-- START GIVEN RECORDS --

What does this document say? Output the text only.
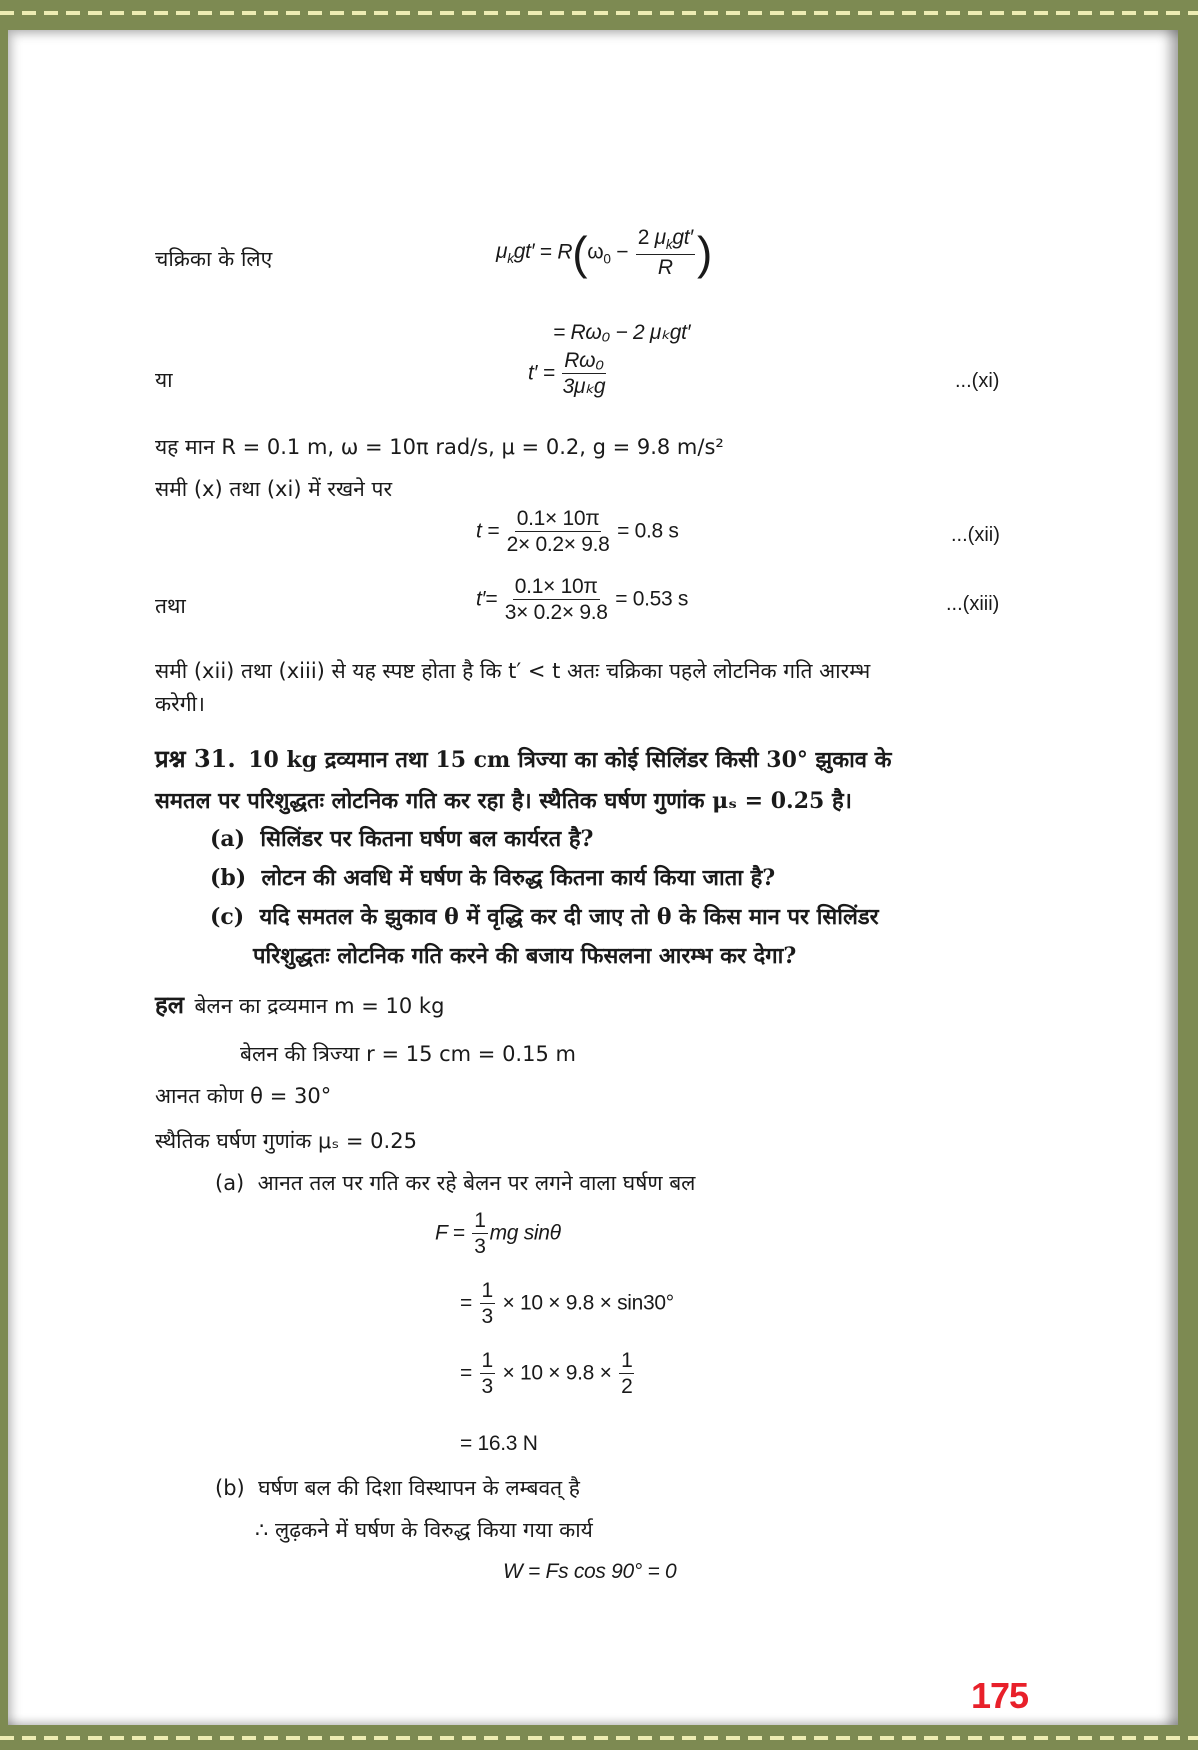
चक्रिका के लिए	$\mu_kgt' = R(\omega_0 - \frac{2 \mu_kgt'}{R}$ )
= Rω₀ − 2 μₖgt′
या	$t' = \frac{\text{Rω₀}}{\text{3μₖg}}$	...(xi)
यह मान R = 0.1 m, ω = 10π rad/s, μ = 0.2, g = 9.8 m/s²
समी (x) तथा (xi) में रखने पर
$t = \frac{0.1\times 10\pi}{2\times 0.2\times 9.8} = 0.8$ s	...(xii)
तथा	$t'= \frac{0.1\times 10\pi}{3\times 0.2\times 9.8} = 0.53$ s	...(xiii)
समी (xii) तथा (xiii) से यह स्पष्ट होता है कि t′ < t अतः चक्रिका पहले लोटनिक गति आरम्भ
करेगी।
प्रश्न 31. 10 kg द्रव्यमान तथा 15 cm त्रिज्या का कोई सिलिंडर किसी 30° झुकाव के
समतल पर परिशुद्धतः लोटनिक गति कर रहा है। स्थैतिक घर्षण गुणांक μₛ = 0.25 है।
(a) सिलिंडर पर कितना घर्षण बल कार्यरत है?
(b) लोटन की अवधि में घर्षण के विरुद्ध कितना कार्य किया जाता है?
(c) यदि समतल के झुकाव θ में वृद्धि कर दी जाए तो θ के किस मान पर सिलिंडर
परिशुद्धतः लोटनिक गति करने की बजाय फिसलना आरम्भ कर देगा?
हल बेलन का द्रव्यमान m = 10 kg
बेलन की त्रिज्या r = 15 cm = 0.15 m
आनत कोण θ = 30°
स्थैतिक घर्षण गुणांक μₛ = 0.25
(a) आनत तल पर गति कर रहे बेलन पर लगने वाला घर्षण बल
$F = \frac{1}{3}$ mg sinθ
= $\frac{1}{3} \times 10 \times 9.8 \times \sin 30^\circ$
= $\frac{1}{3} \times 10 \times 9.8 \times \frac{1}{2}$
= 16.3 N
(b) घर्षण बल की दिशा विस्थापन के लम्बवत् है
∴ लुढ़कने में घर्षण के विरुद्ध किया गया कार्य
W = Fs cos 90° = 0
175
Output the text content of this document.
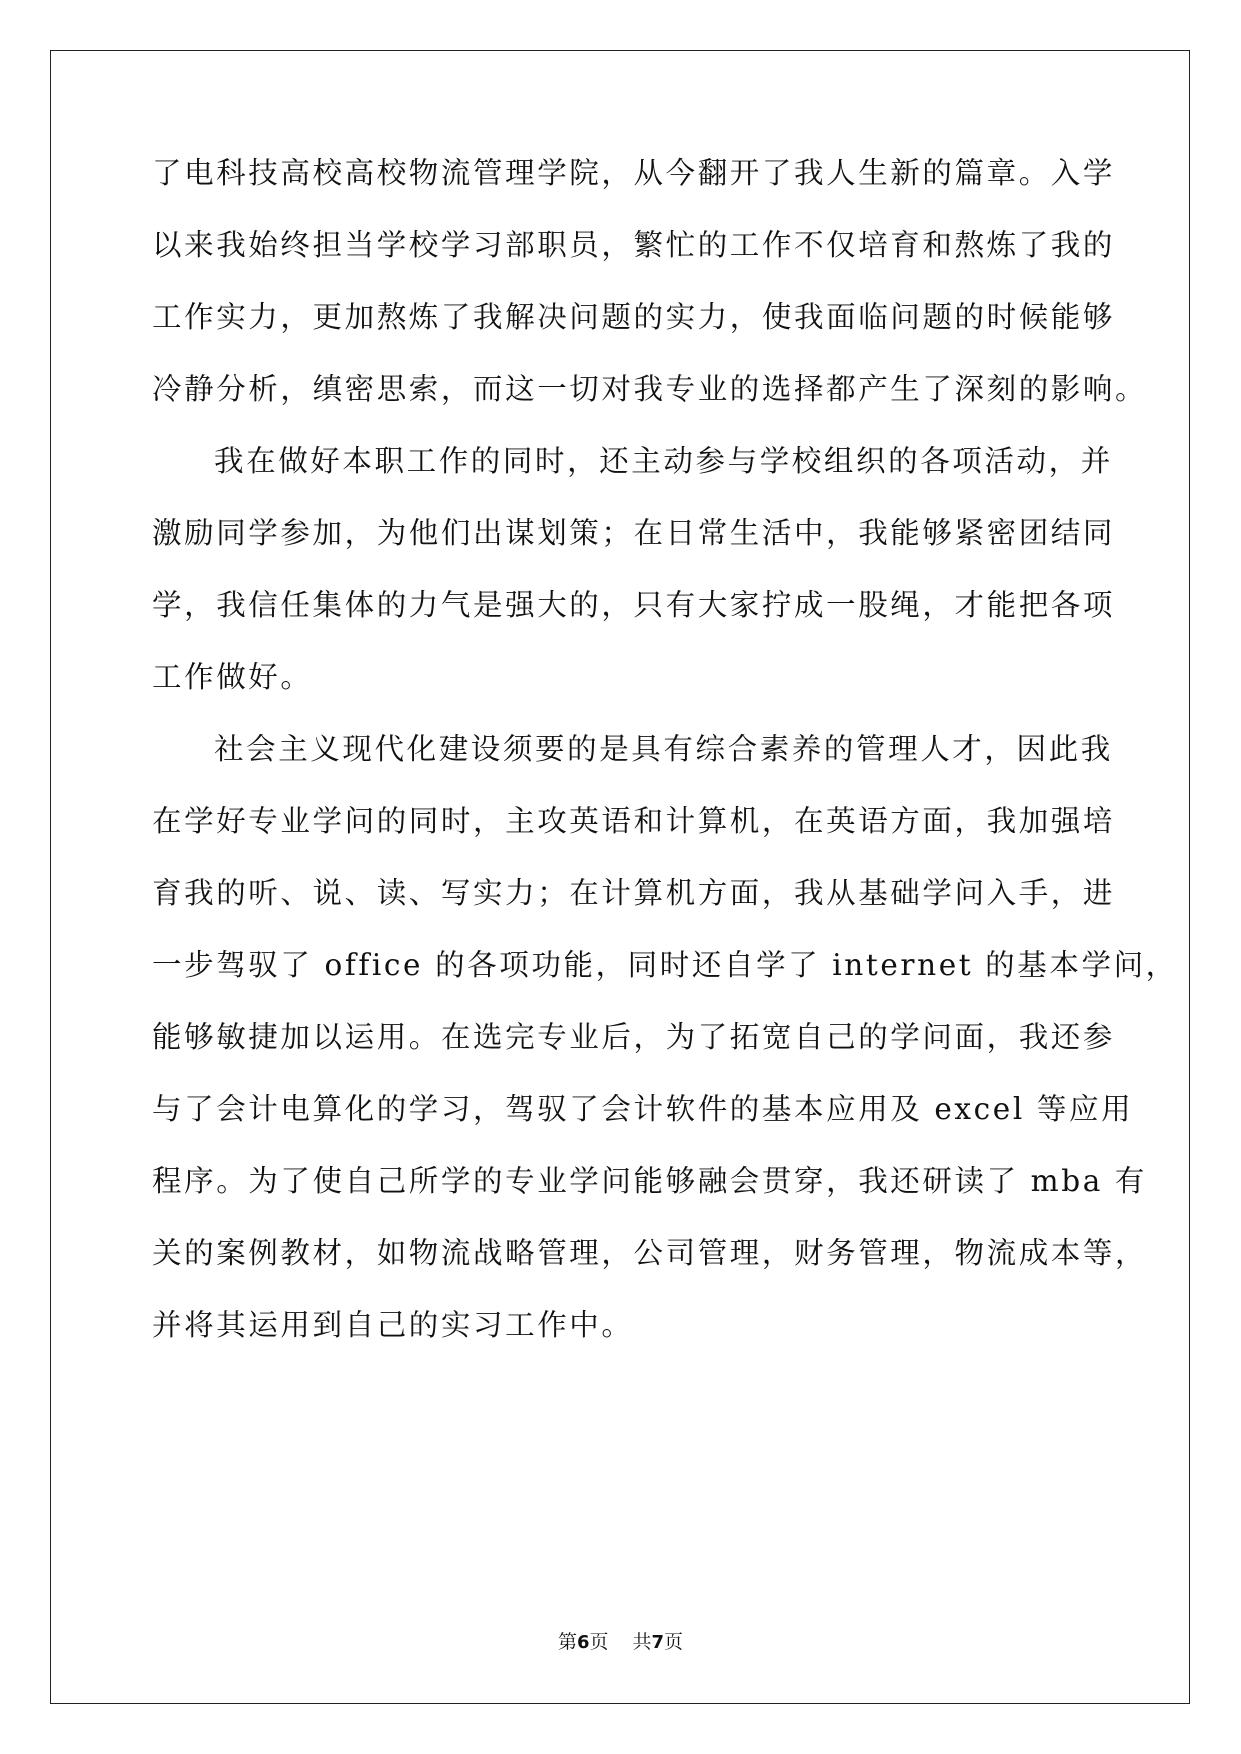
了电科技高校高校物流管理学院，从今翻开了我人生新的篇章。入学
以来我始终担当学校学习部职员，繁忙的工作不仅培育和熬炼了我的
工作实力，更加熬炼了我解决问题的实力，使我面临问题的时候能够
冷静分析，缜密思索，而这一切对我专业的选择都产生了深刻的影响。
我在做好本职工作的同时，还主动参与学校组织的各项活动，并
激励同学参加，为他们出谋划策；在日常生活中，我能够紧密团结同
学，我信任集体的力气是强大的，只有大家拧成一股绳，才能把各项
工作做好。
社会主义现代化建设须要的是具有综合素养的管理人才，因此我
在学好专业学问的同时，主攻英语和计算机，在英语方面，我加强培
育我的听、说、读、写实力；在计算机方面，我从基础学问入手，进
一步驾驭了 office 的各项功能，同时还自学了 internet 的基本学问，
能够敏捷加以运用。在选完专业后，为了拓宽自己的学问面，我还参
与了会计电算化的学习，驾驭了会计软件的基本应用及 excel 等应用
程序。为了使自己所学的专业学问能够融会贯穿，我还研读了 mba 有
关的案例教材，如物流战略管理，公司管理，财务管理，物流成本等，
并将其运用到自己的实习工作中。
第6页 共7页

-- END GIVEN RECORDS --

GOAL: Which lines include the word "times"? Copy every one of them.

SOLUTION TO THE PROBLEM:
$t = \frac{0.1\times 10\pi}{2\times 0.2\times 9.8} = 0.8$ s	...(xii)
तथा	$t'= \frac{0.1\times 10\pi}{3\times 0.2\times 9.8} = 0.53$ s	...(xiii)
= $\frac{1}{3} \times 10 \times 9.8 \times \sin 30^\circ$
= $\frac{1}{3} \times 10 \times 9.8 \times \frac{1}{2}$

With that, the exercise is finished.